--- begin ---
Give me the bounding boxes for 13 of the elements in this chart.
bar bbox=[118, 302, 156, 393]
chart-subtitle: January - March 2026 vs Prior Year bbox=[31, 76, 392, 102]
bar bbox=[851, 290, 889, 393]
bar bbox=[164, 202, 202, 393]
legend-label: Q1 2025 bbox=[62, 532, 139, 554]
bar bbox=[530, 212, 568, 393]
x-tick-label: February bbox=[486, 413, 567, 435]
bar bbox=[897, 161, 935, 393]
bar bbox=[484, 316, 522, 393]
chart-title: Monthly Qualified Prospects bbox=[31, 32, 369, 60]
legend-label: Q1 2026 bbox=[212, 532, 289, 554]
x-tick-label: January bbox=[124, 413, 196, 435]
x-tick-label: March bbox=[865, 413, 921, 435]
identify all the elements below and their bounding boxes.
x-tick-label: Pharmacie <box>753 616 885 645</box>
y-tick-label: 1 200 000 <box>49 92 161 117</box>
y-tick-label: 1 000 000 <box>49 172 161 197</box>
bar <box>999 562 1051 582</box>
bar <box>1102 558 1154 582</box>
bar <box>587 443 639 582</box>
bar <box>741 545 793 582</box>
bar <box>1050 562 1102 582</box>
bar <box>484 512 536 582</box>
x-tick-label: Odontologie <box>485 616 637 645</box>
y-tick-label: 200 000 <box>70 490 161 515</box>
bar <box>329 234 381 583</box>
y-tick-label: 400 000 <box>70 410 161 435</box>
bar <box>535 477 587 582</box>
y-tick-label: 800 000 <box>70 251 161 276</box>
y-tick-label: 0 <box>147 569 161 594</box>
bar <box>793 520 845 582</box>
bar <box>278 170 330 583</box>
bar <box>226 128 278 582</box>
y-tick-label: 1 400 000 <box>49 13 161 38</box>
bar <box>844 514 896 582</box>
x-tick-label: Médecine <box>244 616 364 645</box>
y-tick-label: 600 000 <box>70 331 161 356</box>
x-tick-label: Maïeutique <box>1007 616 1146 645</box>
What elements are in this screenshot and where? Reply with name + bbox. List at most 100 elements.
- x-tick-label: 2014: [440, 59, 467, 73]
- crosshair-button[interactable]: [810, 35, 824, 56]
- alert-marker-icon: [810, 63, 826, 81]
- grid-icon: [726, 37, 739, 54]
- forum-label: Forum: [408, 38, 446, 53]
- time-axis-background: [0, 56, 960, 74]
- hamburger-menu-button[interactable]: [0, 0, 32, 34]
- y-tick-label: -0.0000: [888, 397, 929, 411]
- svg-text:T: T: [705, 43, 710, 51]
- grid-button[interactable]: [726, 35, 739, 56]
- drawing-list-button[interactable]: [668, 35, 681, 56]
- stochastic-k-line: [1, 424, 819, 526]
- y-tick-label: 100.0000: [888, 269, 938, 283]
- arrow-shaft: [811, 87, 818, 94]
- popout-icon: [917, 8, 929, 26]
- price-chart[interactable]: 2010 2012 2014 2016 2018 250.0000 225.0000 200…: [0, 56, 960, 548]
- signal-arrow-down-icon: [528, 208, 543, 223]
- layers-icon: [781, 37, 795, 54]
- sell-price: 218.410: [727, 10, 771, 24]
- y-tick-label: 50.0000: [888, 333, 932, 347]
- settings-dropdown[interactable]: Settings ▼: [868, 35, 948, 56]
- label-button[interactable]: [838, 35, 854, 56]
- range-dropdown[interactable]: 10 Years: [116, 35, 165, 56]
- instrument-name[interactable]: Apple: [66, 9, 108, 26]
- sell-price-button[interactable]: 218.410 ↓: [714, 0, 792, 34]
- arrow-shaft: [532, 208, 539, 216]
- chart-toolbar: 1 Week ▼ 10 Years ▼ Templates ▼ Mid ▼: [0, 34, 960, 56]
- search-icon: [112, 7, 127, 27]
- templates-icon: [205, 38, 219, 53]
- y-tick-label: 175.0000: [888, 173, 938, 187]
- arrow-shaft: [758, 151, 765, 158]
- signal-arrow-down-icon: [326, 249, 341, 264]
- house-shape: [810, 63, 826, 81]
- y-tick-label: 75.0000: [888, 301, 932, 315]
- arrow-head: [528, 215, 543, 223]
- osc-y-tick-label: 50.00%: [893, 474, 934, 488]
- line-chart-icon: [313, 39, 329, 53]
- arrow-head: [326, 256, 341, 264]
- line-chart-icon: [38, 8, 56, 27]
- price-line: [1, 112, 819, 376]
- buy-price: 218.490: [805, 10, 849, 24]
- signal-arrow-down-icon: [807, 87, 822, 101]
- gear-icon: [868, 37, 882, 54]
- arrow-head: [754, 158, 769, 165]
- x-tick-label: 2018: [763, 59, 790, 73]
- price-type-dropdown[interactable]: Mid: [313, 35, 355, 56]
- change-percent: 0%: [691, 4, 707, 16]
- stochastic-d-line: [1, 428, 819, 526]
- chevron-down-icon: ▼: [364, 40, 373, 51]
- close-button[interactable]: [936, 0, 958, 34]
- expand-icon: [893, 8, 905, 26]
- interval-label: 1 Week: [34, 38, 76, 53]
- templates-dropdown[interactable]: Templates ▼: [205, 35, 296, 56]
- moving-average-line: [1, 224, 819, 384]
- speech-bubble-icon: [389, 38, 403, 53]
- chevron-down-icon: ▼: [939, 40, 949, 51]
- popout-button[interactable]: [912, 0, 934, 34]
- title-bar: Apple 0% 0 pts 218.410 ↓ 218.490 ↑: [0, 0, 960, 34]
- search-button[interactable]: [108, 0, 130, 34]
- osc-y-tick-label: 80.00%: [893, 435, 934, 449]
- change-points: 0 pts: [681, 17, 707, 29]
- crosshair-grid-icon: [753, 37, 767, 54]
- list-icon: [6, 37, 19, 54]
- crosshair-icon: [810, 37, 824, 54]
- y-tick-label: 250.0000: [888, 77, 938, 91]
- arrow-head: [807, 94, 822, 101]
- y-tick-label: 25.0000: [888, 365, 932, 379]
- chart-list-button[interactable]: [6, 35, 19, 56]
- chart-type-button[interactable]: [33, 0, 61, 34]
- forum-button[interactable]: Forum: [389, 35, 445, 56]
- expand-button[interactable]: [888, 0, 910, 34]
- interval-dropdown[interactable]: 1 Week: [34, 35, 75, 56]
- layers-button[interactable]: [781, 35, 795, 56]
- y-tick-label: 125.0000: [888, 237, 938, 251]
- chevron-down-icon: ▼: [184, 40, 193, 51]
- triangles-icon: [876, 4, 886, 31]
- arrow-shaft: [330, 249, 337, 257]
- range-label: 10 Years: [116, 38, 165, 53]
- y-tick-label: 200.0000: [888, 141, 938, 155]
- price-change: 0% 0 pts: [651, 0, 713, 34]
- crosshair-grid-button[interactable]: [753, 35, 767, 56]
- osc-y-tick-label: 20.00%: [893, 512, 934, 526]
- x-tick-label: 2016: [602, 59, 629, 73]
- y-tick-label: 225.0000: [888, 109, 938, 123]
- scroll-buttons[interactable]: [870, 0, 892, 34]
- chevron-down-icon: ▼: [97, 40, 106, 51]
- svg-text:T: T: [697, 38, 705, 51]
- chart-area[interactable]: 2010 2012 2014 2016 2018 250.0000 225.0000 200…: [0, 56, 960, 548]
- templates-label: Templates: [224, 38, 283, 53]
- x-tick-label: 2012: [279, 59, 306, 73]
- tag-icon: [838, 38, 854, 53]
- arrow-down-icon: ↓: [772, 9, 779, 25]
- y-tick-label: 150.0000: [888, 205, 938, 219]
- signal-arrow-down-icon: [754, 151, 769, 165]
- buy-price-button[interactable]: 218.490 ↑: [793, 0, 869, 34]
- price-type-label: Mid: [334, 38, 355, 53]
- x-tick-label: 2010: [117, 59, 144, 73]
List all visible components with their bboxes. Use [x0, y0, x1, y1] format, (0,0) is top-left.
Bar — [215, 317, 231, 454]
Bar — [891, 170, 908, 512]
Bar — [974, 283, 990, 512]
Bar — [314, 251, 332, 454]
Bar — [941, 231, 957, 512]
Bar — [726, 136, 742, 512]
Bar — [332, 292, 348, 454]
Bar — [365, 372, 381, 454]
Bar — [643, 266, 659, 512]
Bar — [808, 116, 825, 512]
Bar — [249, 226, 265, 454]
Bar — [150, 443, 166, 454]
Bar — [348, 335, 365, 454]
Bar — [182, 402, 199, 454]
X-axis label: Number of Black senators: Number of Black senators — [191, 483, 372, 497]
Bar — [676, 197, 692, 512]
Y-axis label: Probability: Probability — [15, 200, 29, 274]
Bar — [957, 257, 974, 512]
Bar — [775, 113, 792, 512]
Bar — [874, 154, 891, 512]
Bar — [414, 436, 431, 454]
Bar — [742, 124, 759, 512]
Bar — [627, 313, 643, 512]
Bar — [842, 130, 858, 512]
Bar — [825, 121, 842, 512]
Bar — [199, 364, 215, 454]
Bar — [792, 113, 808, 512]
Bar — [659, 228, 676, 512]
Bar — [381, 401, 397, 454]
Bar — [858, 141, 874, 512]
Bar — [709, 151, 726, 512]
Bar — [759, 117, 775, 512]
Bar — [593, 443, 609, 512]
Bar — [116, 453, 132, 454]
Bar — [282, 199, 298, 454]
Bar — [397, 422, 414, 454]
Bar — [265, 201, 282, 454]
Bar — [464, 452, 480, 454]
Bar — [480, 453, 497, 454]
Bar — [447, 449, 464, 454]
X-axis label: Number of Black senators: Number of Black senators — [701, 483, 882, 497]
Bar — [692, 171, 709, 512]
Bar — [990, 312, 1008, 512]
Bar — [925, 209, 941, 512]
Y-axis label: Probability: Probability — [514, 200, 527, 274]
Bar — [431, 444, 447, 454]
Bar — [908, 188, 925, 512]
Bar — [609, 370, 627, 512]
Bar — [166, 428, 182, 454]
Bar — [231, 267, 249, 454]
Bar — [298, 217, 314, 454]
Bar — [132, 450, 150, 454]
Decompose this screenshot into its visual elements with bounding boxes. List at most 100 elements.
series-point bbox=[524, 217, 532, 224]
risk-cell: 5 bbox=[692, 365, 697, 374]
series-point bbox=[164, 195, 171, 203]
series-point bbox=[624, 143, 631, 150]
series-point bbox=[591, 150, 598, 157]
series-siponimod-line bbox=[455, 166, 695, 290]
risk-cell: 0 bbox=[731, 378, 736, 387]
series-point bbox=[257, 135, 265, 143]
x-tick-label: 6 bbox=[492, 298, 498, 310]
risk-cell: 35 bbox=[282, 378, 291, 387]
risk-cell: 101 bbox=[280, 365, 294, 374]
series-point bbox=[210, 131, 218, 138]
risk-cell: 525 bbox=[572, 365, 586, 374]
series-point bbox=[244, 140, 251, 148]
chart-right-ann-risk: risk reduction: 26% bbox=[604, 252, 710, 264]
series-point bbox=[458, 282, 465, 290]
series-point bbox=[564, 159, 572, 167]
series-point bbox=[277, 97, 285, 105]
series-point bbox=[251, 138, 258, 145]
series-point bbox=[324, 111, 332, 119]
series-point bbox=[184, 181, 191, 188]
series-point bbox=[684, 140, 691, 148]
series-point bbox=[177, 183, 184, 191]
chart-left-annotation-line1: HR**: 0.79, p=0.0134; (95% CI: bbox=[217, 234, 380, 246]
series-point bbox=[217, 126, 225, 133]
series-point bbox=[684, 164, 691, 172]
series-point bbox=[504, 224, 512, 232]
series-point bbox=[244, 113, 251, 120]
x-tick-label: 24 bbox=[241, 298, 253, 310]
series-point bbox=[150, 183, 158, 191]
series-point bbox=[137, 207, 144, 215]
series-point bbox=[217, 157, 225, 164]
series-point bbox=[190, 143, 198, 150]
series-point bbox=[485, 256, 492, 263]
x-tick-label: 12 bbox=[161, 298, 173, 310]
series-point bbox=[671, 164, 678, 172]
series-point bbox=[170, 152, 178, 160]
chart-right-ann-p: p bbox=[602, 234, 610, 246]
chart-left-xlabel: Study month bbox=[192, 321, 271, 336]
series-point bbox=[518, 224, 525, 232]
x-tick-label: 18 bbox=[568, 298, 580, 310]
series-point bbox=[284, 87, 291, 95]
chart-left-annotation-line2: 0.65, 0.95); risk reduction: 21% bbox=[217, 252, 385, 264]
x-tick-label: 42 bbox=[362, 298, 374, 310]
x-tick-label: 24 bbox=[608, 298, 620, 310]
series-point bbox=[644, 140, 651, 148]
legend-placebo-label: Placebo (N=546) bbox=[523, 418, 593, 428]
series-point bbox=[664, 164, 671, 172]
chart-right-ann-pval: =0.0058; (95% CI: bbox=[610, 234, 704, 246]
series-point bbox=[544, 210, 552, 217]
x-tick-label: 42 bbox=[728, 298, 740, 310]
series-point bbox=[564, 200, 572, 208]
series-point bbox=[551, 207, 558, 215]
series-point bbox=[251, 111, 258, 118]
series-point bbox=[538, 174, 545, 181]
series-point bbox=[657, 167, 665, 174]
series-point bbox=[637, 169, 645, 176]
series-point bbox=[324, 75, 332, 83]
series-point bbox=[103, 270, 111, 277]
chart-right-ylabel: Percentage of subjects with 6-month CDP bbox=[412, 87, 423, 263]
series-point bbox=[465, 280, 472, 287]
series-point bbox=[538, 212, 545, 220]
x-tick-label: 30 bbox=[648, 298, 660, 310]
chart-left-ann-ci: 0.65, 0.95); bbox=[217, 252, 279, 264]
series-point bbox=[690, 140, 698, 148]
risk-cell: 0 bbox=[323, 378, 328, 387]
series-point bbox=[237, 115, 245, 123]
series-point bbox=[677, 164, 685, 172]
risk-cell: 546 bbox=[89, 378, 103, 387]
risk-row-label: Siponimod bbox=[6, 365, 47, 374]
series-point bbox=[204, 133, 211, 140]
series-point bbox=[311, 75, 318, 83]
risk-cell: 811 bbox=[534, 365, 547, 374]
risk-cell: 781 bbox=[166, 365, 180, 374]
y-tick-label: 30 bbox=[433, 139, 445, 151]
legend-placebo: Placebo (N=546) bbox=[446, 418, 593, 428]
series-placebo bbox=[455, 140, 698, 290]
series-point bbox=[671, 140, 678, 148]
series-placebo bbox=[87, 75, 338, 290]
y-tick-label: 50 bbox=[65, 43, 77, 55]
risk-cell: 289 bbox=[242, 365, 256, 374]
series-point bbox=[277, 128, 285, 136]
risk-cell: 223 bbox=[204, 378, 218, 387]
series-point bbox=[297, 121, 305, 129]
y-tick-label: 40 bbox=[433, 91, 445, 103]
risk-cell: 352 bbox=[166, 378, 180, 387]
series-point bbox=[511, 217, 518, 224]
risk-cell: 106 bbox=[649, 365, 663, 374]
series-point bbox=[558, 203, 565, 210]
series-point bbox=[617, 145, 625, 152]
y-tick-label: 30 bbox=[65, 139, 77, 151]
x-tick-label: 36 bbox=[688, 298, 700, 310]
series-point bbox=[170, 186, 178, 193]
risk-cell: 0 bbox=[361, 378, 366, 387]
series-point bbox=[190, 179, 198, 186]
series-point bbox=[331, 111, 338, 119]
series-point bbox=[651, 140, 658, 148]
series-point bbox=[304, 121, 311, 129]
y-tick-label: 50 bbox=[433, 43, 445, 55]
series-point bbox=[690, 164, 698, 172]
--- end ---
_Challenge_. Rewrite the lines from the first one through the line containing "- y-tick-label: -0.0000: [888, 397, 929, 411]", changing every "legend-label" to "series-label" and keeping everything else the same.

_Completed task_.
Give me the bounding boxes for 13 of the elements in this chart.
bar bbox=[118, 302, 156, 393]
chart-subtitle: January - March 2026 vs Prior Year bbox=[31, 76, 392, 102]
bar bbox=[851, 290, 889, 393]
bar bbox=[164, 202, 202, 393]
series-label: Q1 2025 bbox=[62, 532, 139, 554]
bar bbox=[530, 212, 568, 393]
x-tick-label: February bbox=[486, 413, 567, 435]
bar bbox=[897, 161, 935, 393]
bar bbox=[484, 316, 522, 393]
chart-title: Monthly Qualified Prospects bbox=[31, 32, 369, 60]
series-label: Q1 2026 bbox=[212, 532, 289, 554]
x-tick-label: January bbox=[124, 413, 196, 435]
x-tick-label: March bbox=[865, 413, 921, 435]
identify all the elements below and their bounding boxes.
x-tick-label: Pharmacie <box>753 616 885 645</box>
y-tick-label: 1 200 000 <box>49 92 161 117</box>
y-tick-label: 1 000 000 <box>49 172 161 197</box>
bar <box>999 562 1051 582</box>
bar <box>1102 558 1154 582</box>
bar <box>587 443 639 582</box>
bar <box>741 545 793 582</box>
bar <box>1050 562 1102 582</box>
bar <box>484 512 536 582</box>
x-tick-label: Odontologie <box>485 616 637 645</box>
y-tick-label: 200 000 <box>70 490 161 515</box>
bar <box>329 234 381 583</box>
y-tick-label: 400 000 <box>70 410 161 435</box>
bar <box>535 477 587 582</box>
y-tick-label: 800 000 <box>70 251 161 276</box>
y-tick-label: 0 <box>147 569 161 594</box>
bar <box>793 520 845 582</box>
bar <box>278 170 330 583</box>
bar <box>226 128 278 582</box>
y-tick-label: 1 400 000 <box>49 13 161 38</box>
bar <box>844 514 896 582</box>
x-tick-label: Médecine <box>244 616 364 645</box>
y-tick-label: 600 000 <box>70 331 161 356</box>
x-tick-label: Maïeutique <box>1007 616 1146 645</box>
What elements are in this screenshot and where? Reply with name + bbox. List at most 100 elements.
- x-tick-label: 2014: [440, 59, 467, 73]
- crosshair-button[interactable]: [810, 35, 824, 56]
- alert-marker-icon: [810, 63, 826, 81]
- grid-icon: [726, 37, 739, 54]
- forum-label: Forum: [408, 38, 446, 53]
- time-axis-background: [0, 56, 960, 74]
- hamburger-menu-button[interactable]: [0, 0, 32, 34]
- y-tick-label: -0.0000: [888, 397, 929, 411]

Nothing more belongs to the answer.